Task prompt:
Restate the data exactly as given and keep the pictures out.

.....

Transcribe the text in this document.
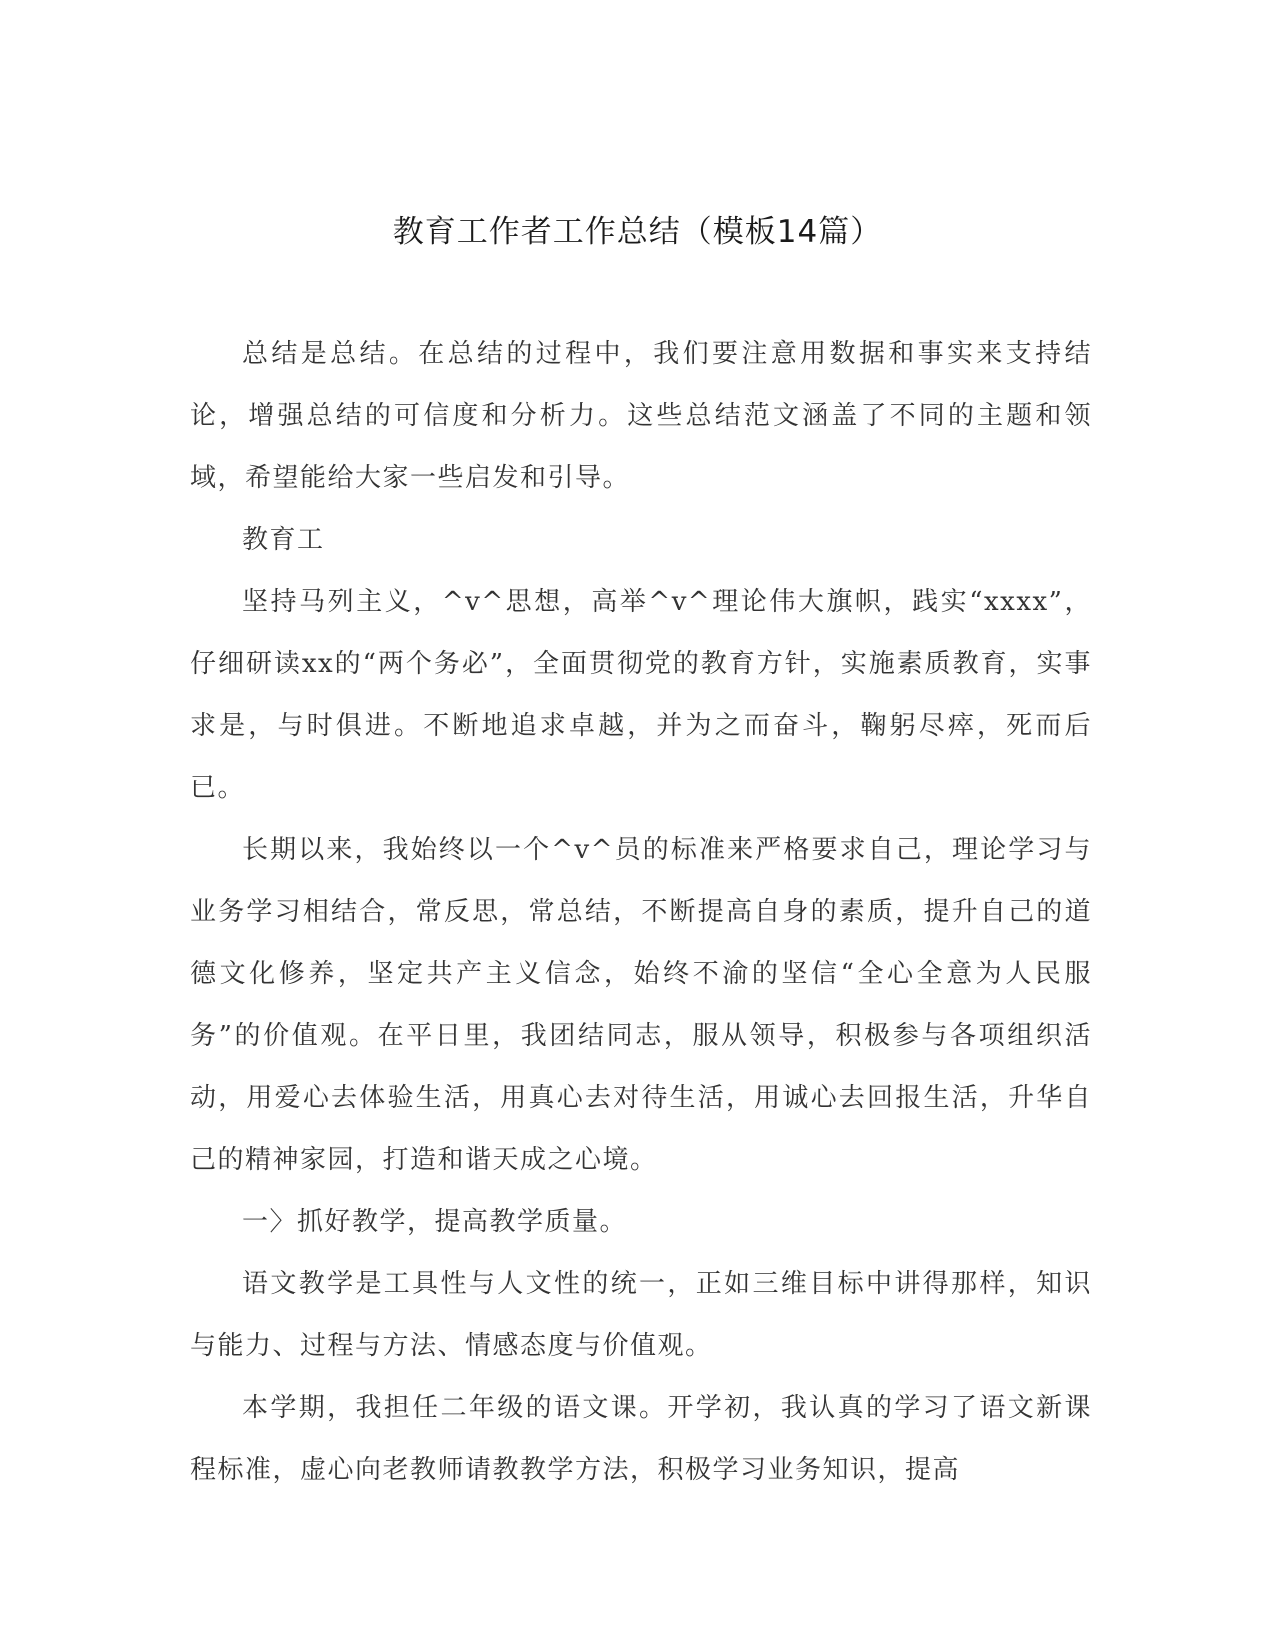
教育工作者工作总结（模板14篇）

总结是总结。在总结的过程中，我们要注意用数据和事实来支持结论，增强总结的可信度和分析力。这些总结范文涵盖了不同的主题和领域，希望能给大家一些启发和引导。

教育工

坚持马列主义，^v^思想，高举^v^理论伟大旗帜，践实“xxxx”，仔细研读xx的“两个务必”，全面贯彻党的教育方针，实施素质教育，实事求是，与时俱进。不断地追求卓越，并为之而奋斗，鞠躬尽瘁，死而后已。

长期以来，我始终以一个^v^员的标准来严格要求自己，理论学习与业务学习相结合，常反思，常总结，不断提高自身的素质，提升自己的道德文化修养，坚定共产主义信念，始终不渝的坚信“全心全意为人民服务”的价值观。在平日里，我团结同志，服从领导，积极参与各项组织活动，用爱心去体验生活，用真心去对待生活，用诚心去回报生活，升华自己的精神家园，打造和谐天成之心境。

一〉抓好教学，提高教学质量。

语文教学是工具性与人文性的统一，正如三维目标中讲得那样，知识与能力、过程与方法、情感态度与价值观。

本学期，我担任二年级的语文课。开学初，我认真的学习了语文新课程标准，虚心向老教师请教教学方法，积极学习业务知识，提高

.....

Response for this exercise:
Transcribe the text in this document.
教育工作者工作总结（模板14篇）

总结是总结。在总结的过程中，我们要注意用数据和事实来支持结论，增强总结的可信度和分析力。这些总结范文涵盖了不同的主题和领域，希望能给大家一些启发和引导。

教育工

坚持马列主义，^v^思想，高举^v^理论伟大旗帜，践实“xxxx”，仔细研读xx的“两个务必”，全面贯彻党的教育方针，实施素质教育，实事求是，与时俱进。不断地追求卓越，并为之而奋斗，鞠躬尽瘁，死而后已。

长期以来，我始终以一个^v^员的标准来严格要求自己，理论学习与业务学习相结合，常反思，常总结，不断提高自身的素质，提升自己的道德文化修养，坚定共产主义信念，始终不渝的坚信“全心全意为人民服务”的价值观。在平日里，我团结同志，服从领导，积极参与各项组织活动，用爱心去体验生活，用真心去对待生活，用诚心去回报生活，升华自己的精神家园，打造和谐天成之心境。

一〉抓好教学，提高教学质量。

语文教学是工具性与人文性的统一，正如三维目标中讲得那样，知识与能力、过程与方法、情感态度与价值观。

本学期，我担任二年级的语文课。开学初，我认真的学习了语文新课程标准，虚心向老教师请教教学方法，积极学习业务知识，提高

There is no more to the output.